Recorded data
◇ ◇ ◇

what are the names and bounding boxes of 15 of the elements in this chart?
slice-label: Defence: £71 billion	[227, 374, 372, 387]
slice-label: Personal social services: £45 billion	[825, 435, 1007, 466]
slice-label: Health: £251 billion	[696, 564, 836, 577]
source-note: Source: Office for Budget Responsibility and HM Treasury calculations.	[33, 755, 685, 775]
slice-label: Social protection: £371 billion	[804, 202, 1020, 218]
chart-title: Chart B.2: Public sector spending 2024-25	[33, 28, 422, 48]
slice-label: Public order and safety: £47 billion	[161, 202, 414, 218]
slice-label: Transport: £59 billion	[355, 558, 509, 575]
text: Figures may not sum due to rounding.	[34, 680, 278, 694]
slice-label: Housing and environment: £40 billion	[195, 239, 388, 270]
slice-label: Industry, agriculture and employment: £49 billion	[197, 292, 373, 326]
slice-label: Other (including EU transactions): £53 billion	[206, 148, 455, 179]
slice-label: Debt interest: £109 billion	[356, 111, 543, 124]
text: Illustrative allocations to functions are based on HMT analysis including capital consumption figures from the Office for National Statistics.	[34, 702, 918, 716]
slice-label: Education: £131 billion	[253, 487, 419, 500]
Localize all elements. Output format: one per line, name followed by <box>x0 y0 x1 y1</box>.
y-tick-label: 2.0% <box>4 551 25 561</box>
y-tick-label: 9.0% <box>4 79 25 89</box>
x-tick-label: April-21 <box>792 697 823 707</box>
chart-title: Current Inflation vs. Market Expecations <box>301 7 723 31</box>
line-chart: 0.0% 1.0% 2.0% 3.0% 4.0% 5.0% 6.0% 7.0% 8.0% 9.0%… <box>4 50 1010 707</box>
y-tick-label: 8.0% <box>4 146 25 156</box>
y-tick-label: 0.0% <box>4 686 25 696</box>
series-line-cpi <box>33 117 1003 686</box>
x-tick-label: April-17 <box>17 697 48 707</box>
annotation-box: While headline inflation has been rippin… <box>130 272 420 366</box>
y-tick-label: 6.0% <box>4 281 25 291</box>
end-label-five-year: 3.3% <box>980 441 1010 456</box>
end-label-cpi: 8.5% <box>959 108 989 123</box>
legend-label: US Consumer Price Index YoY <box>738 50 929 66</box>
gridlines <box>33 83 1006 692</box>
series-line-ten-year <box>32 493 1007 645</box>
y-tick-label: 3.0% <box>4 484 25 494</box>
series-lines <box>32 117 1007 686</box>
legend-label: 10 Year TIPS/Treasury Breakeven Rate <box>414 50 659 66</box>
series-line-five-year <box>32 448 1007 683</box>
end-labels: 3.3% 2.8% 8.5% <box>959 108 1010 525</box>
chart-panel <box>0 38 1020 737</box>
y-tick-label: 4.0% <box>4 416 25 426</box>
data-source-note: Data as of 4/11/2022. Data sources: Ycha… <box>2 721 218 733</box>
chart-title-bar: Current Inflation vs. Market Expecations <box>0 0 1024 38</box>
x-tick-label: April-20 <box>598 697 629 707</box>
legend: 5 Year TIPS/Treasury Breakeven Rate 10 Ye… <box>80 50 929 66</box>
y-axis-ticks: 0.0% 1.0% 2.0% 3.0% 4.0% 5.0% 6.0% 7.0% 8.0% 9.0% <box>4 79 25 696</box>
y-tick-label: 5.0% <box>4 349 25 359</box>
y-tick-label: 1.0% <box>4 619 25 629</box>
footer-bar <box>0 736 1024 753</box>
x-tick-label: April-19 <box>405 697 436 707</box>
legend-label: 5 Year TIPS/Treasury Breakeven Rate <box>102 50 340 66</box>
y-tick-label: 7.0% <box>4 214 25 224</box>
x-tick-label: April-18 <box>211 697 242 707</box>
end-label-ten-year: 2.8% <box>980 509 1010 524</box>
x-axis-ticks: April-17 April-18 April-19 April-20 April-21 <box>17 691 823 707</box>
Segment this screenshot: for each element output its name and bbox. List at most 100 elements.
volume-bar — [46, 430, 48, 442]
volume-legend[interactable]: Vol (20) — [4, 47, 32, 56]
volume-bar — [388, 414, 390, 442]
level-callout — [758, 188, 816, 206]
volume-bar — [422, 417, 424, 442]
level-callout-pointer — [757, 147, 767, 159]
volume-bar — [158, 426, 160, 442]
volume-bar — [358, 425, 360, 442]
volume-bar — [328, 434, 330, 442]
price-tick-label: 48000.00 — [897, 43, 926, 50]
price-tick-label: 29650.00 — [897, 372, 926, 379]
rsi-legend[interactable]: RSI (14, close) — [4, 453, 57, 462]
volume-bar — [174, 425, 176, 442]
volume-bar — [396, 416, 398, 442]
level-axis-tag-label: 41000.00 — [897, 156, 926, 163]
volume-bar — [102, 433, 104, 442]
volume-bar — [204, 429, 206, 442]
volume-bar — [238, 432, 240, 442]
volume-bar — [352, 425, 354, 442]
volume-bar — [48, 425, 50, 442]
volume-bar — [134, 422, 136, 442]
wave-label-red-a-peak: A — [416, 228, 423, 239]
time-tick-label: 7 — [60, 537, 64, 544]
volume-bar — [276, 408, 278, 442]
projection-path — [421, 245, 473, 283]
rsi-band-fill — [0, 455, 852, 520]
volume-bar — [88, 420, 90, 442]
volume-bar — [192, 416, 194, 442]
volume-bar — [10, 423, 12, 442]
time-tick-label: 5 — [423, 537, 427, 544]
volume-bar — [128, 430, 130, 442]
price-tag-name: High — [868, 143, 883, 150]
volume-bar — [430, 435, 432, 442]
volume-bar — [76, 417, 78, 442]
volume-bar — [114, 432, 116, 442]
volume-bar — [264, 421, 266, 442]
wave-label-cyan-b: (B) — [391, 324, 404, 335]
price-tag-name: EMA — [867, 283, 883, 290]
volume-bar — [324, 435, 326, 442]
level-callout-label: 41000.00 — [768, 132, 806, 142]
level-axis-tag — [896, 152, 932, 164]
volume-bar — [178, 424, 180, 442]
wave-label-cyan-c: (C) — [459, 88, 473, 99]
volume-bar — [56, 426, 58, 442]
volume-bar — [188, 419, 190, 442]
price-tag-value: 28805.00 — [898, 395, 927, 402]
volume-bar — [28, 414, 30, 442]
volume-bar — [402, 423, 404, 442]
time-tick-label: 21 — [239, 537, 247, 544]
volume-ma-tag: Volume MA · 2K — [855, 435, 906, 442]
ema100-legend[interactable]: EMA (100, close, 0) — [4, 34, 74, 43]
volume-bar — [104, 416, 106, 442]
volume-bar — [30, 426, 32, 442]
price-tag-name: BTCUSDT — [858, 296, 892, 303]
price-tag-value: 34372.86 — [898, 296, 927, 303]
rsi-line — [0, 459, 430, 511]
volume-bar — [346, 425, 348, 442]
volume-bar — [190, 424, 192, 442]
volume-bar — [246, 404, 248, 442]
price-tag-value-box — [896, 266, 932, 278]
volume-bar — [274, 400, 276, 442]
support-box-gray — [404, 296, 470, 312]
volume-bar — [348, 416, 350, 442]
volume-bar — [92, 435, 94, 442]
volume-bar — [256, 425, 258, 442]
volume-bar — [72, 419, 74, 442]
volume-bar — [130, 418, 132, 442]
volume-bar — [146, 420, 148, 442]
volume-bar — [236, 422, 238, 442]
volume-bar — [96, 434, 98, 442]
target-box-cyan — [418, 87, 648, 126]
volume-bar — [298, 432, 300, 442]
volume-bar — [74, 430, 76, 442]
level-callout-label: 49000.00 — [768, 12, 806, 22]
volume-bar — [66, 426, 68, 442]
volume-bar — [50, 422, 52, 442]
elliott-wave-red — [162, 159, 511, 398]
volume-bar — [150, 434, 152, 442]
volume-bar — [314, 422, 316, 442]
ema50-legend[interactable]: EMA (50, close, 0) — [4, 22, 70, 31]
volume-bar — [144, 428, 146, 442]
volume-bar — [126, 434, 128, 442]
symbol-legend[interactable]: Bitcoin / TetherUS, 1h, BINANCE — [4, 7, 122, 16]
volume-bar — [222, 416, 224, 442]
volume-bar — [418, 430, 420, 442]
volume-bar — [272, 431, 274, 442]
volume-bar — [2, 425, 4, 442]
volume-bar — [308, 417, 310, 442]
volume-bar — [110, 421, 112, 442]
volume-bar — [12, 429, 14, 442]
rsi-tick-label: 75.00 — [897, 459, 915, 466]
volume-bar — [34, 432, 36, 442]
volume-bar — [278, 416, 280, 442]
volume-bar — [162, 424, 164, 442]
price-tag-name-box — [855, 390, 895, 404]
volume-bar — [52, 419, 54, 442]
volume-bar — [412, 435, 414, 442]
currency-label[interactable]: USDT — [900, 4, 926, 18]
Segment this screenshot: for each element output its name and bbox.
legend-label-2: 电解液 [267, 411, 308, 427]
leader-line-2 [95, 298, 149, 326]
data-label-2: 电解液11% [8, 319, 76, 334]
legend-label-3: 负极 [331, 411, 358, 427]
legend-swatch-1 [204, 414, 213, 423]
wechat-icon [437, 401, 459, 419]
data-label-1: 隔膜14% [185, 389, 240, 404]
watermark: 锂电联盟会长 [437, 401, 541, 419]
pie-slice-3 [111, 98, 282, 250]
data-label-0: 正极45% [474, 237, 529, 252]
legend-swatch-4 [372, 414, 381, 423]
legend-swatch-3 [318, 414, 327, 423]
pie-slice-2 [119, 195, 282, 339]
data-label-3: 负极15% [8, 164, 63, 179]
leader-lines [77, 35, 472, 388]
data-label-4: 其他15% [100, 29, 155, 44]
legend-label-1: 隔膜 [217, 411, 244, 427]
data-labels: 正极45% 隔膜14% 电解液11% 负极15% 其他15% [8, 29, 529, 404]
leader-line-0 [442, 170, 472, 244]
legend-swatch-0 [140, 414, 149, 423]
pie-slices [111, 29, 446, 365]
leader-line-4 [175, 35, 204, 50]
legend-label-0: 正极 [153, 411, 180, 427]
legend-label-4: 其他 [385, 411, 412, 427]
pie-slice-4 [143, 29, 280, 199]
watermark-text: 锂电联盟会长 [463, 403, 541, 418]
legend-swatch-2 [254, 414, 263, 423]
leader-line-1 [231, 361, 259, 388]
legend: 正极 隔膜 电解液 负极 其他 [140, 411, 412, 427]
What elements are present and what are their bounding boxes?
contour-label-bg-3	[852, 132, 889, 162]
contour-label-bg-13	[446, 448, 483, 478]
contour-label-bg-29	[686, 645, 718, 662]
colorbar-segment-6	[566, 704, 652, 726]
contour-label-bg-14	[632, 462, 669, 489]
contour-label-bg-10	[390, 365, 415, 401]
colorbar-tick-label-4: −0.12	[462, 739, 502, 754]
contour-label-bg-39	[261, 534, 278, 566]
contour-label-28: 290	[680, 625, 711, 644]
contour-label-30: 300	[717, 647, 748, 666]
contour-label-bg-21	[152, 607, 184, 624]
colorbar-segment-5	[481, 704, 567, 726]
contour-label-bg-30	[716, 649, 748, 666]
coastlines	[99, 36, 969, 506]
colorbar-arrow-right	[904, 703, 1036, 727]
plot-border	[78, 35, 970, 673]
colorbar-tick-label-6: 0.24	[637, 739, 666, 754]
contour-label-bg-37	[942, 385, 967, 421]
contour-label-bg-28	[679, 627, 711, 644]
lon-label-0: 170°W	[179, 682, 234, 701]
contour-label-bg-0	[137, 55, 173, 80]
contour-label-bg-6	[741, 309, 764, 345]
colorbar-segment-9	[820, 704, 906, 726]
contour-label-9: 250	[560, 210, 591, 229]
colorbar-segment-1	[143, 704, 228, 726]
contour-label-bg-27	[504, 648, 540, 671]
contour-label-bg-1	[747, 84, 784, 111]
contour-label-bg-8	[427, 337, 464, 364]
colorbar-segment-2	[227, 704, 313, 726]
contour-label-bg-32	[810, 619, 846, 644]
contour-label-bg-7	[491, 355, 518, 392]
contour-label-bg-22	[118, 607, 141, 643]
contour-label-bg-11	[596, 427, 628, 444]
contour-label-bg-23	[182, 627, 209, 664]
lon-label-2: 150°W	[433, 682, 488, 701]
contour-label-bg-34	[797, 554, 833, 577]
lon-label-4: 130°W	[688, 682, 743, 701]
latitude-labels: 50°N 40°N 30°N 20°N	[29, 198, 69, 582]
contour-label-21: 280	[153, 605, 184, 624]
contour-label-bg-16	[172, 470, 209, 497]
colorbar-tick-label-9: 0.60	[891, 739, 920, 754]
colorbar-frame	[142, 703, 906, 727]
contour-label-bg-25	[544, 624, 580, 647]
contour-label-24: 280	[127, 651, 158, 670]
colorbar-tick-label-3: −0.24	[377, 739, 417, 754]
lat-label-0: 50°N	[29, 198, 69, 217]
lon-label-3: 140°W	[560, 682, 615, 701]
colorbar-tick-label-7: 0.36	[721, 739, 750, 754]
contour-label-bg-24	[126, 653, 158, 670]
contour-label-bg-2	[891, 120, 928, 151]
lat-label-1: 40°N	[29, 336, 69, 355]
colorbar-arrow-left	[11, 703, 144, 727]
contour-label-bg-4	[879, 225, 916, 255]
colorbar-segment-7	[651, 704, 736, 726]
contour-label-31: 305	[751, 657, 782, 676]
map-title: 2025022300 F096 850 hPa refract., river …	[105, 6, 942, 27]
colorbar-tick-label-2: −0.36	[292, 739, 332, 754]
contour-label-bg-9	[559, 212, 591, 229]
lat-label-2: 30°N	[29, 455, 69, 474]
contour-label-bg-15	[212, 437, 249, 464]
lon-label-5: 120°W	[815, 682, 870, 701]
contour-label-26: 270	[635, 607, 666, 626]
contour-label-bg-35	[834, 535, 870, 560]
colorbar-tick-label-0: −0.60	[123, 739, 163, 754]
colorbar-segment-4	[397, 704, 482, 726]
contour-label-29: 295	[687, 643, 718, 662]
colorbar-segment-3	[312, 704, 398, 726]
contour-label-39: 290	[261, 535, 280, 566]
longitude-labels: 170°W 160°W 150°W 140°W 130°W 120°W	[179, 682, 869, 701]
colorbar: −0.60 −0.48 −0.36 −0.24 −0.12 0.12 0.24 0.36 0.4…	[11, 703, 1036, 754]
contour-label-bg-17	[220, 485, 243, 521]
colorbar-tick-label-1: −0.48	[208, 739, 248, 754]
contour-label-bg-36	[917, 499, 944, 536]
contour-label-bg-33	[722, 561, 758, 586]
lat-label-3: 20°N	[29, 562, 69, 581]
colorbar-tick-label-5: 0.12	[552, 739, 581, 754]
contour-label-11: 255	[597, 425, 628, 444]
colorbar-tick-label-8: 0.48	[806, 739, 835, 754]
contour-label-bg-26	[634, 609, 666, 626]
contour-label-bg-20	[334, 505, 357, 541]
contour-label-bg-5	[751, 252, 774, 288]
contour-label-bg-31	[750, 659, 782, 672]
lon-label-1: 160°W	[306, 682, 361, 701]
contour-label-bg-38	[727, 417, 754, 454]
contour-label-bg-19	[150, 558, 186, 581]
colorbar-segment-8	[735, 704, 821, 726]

◇ ◇ ◇

Reproduce the items line for line, starting with the very first line and stopping after the line that contains "text: Illustrative allocations". Include both of those end lines.

◆ SOLUTION FOR THIS TASK
what are the names and bounding boxes of 15 of the elements in this chart?
slice-label: Defence: £71 billion	[227, 374, 372, 387]
slice-label: Personal social services: £45 billion	[825, 435, 1007, 466]
slice-label: Health: £251 billion	[696, 564, 836, 577]
source-note: Source: Office for Budget Responsibility and HM Treasury calculations.	[33, 755, 685, 775]
slice-label: Social protection: £371 billion	[804, 202, 1020, 218]
chart-title: Chart B.2: Public sector spending 2024-25	[33, 28, 422, 48]
slice-label: Public order and safety: £47 billion	[161, 202, 414, 218]
slice-label: Transport: £59 billion	[355, 558, 509, 575]
text: Figures may not sum due to rounding.	[34, 680, 278, 694]
slice-label: Housing and environment: £40 billion	[195, 239, 388, 270]
slice-label: Industry, agriculture and employment: £49 billion	[197, 292, 373, 326]
slice-label: Other (including EU transactions): £53 billion	[206, 148, 455, 179]
slice-label: Debt interest: £109 billion	[356, 111, 543, 124]
text: Illustrative allocations to functions are based on HMT analysis including capital consumption figures from the Office for National Statistics.	[34, 702, 918, 716]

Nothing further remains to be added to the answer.